[Data entries]
+++
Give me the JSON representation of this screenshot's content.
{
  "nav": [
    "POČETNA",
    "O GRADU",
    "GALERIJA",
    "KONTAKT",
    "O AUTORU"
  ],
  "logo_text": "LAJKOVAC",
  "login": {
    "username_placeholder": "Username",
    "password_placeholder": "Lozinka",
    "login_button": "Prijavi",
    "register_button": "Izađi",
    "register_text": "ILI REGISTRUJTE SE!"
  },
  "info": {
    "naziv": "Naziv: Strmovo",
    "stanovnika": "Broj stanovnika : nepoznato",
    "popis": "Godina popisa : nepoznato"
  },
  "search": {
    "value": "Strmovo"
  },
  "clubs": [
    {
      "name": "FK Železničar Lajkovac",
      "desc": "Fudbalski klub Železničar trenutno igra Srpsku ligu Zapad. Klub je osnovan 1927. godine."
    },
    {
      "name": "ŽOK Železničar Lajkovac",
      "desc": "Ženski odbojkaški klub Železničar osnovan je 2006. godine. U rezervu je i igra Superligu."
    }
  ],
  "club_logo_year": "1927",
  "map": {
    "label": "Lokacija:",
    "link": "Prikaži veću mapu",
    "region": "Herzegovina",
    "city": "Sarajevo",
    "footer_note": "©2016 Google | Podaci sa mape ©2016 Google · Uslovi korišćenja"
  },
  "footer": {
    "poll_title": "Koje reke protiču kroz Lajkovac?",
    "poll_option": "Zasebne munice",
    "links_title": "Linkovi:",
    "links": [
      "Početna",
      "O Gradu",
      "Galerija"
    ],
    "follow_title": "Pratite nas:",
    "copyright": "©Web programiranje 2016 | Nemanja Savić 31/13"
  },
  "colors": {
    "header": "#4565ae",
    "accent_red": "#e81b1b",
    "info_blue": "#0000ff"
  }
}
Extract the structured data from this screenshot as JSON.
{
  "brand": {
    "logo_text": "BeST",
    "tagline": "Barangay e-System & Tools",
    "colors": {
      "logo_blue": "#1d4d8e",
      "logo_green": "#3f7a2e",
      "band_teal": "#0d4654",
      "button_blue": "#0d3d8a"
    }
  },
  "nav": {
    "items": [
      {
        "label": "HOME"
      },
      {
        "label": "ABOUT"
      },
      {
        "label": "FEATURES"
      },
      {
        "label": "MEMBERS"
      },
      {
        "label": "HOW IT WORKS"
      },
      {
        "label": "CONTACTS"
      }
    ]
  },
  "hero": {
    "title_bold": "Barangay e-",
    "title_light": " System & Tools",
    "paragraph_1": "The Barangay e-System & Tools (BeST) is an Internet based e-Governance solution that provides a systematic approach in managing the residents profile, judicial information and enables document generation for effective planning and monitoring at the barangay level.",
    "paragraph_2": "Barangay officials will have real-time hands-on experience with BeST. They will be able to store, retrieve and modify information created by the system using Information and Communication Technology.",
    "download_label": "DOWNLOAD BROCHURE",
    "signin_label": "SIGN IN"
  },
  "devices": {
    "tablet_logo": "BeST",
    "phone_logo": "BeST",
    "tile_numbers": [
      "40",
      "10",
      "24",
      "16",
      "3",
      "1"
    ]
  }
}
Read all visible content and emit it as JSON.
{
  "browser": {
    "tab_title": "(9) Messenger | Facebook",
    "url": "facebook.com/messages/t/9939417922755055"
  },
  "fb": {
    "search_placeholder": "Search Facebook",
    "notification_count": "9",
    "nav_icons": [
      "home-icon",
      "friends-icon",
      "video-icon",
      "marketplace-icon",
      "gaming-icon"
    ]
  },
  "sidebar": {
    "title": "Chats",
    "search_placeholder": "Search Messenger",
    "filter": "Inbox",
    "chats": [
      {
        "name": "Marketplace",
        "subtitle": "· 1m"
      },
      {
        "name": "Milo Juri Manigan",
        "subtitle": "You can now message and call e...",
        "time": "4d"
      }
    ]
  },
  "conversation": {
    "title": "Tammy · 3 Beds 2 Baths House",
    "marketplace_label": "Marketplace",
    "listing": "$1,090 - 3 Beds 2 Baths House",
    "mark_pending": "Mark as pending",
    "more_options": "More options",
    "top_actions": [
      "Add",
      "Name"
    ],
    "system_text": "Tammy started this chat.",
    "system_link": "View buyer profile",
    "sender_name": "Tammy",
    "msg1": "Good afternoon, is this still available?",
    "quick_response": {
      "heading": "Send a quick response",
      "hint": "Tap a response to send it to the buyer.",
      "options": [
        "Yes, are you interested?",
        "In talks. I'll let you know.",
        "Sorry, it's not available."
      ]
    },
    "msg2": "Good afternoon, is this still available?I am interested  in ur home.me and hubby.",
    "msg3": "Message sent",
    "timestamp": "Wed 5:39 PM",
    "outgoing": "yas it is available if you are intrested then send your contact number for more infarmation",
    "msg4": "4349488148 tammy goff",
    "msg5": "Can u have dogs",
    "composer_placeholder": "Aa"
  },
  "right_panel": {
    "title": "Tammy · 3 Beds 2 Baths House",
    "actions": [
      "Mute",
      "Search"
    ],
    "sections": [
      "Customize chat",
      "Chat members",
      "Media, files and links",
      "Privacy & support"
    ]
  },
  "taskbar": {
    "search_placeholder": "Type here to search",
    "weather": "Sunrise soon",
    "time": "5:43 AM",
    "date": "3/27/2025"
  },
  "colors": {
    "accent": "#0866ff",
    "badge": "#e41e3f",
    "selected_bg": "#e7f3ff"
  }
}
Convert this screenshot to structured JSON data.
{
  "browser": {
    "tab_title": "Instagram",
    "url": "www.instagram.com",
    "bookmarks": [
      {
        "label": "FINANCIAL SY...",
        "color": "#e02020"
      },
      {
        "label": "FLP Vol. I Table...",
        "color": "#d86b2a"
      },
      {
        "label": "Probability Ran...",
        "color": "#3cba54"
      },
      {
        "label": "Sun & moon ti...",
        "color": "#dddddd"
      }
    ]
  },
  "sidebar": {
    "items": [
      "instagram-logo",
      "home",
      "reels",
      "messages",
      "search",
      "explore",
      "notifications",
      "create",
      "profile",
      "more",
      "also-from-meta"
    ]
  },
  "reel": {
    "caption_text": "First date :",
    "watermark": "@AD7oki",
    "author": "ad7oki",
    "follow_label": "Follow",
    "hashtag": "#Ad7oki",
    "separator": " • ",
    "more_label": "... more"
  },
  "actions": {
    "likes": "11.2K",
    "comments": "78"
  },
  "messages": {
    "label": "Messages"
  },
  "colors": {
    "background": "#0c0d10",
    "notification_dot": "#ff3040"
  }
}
+++
REQUIRED WORK:
Emit the full listing verbatim.

OUTPUT OF THE EXERCISE:
Give me the JSON representation of this screenshot's content.
{
  "nav": [
    "POČETNA",
    "O GRADU",
    "GALERIJA",
    "KONTAKT",
    "O AUTORU"
  ],
  "logo_text": "LAJKOVAC",
  "login": {
    "username_placeholder": "Username",
    "password_placeholder": "Lozinka",
    "login_button": "Prijavi",
    "register_button": "Izađi",
    "register_text": "ILI REGISTRUJTE SE!"
  },
  "info": {
    "naziv": "Naziv: Strmovo",
    "stanovnika": "Broj stanovnika : nepoznato",
    "popis": "Godina popisa : nepoznato"
  },
  "search": {
    "value": "Strmovo"
  },
  "clubs": [
    {
      "name": "FK Železničar Lajkovac",
      "desc": "Fudbalski klub Železničar trenutno igra Srpsku ligu Zapad. Klub je osnovan 1927. godine."
    },
    {
      "name": "ŽOK Železničar Lajkovac",
      "desc": "Ženski odbojkaški klub Železničar osnovan je 2006. godine. U rezervu je i igra Superligu."
    }
  ],
  "club_logo_year": "1927",
  "map": {
    "label": "Lokacija:",
    "link": "Prikaži veću mapu",
    "region": "Herzegovina",
    "city": "Sarajevo",
    "footer_note": "©2016 Google | Podaci sa mape ©2016 Google · Uslovi korišćenja"
  },
  "footer": {
    "poll_title": "Koje reke protiču kroz Lajkovac?",
    "poll_option": "Zasebne munice",
    "links_title": "Linkovi:",
    "links": [
      "Početna",
      "O Gradu",
      "Galerija"
    ],
    "follow_title": "Pratite nas:",
    "copyright": "©Web programiranje 2016 | Nemanja Savić 31/13"
  },
  "colors": {
    "header": "#4565ae",
    "accent_red": "#e81b1b",
    "info_blue": "#0000ff"
  }
}
Extract the structured data from this screenshot as JSON.
{
  "brand": {
    "logo_text": "BeST",
    "tagline": "Barangay e-System & Tools",
    "colors": {
      "logo_blue": "#1d4d8e",
      "logo_green": "#3f7a2e",
      "band_teal": "#0d4654",
      "button_blue": "#0d3d8a"
    }
  },
  "nav": {
    "items": [
      {
        "label": "HOME"
      },
      {
        "label": "ABOUT"
      },
      {
        "label": "FEATURES"
      },
      {
        "label": "MEMBERS"
      },
      {
        "label": "HOW IT WORKS"
      },
      {
        "label": "CONTACTS"
      }
    ]
  },
  "hero": {
    "title_bold": "Barangay e-",
    "title_light": " System & Tools",
    "paragraph_1": "The Barangay e-System & Tools (BeST) is an Internet based e-Governance solution that provides a systematic approach in managing the residents profile, judicial information and enables document generation for effective planning and monitoring at the barangay level.",
    "paragraph_2": "Barangay officials will have real-time hands-on experience with BeST. They will be able to store, retrieve and modify information created by the system using Information and Communication Technology.",
    "download_label": "DOWNLOAD BROCHURE",
    "signin_label": "SIGN IN"
  },
  "devices": {
    "tablet_logo": "BeST",
    "phone_logo": "BeST",
    "tile_numbers": [
      "40",
      "10",
      "24",
      "16",
      "3",
      "1"
    ]
  }
}
Read all visible content and emit it as JSON.
{
  "browser": {
    "tab_title": "(9) Messenger | Facebook",
    "url": "facebook.com/messages/t/9939417922755055"
  },
  "fb": {
    "search_placeholder": "Search Facebook",
    "notification_count": "9",
    "nav_icons": [
      "home-icon",
      "friends-icon",
      "video-icon",
      "marketplace-icon",
      "gaming-icon"
    ]
  },
  "sidebar": {
    "title": "Chats",
    "search_placeholder": "Search Messenger",
    "filter": "Inbox",
    "chats": [
      {
        "name": "Marketplace",
        "subtitle": "· 1m"
      },
      {
        "name": "Milo Juri Manigan",
        "subtitle": "You can now message and call e...",
        "time": "4d"
      }
    ]
  },
  "conversation": {
    "title": "Tammy · 3 Beds 2 Baths House",
    "marketplace_label": "Marketplace",
    "listing": "$1,090 - 3 Beds 2 Baths House",
    "mark_pending": "Mark as pending",
    "more_options": "More options",
    "top_actions": [
      "Add",
      "Name"
    ],
    "system_text": "Tammy started this chat.",
    "system_link": "View buyer profile",
    "sender_name": "Tammy",
    "msg1": "Good afternoon, is this still available?",
    "quick_response": {
      "heading": "Send a quick response",
      "hint": "Tap a response to send it to the buyer.",
      "options": [
        "Yes, are you interested?",
        "In talks. I'll let you know.",
        "Sorry, it's not available."
      ]
    },
    "msg2": "Good afternoon, is this still available?I am interested  in ur home.me and hubby.",
    "msg3": "Message sent",
    "timestamp": "Wed 5:39 PM",
    "outgoing": "yas it is available if you are intrested then send your contact number for more infarmation",
    "msg4": "4349488148 tammy goff",
    "msg5": "Can u have dogs",
    "composer_placeholder": "Aa"
  },
  "right_panel": {
    "title": "Tammy · 3 Beds 2 Baths House",
    "actions": [
      "Mute",
      "Search"
    ],
    "sections": [
      "Customize chat",
      "Chat members",
      "Media, files and links",
      "Privacy & support"
    ]
  },
  "taskbar": {
    "search_placeholder": "Type here to search",
    "weather": "Sunrise soon",
    "time": "5:43 AM",
    "date": "3/27/2025"
  },
  "colors": {
    "accent": "#0866ff",
    "badge": "#e41e3f",
    "selected_bg": "#e7f3ff"
  }
}
Convert this screenshot to structured JSON data.
{
  "browser": {
    "tab_title": "Instagram",
    "url": "www.instagram.com",
    "bookmarks": [
      {
        "label": "FINANCIAL SY...",
        "color": "#e02020"
      },
      {
        "label": "FLP Vol. I Table...",
        "color": "#d86b2a"
      },
      {
        "label": "Probability Ran...",
        "color": "#3cba54"
      },
      {
        "label": "Sun & moon ti...",
        "color": "#dddddd"
      }
    ]
  },
  "sidebar": {
    "items": [
      "instagram-logo",
      "home",
      "reels",
      "messages",
      "search",
      "explore",
      "notifications",
      "create",
      "profile",
      "more",
      "also-from-meta"
    ]
  },
  "reel": {
    "caption_text": "First date :",
    "watermark": "@AD7oki",
    "author": "ad7oki",
    "follow_label": "Follow",
    "hashtag": "#Ad7oki",
    "separator": " • ",
    "more_label": "... more"
  },
  "actions": {
    "likes": "11.2K",
    "comments": "78"
  },
  "messages": {
    "label": "Messages"
  },
  "colors": {
    "background": "#0c0d10",
    "notification_dot": "#ff3040"
  }
}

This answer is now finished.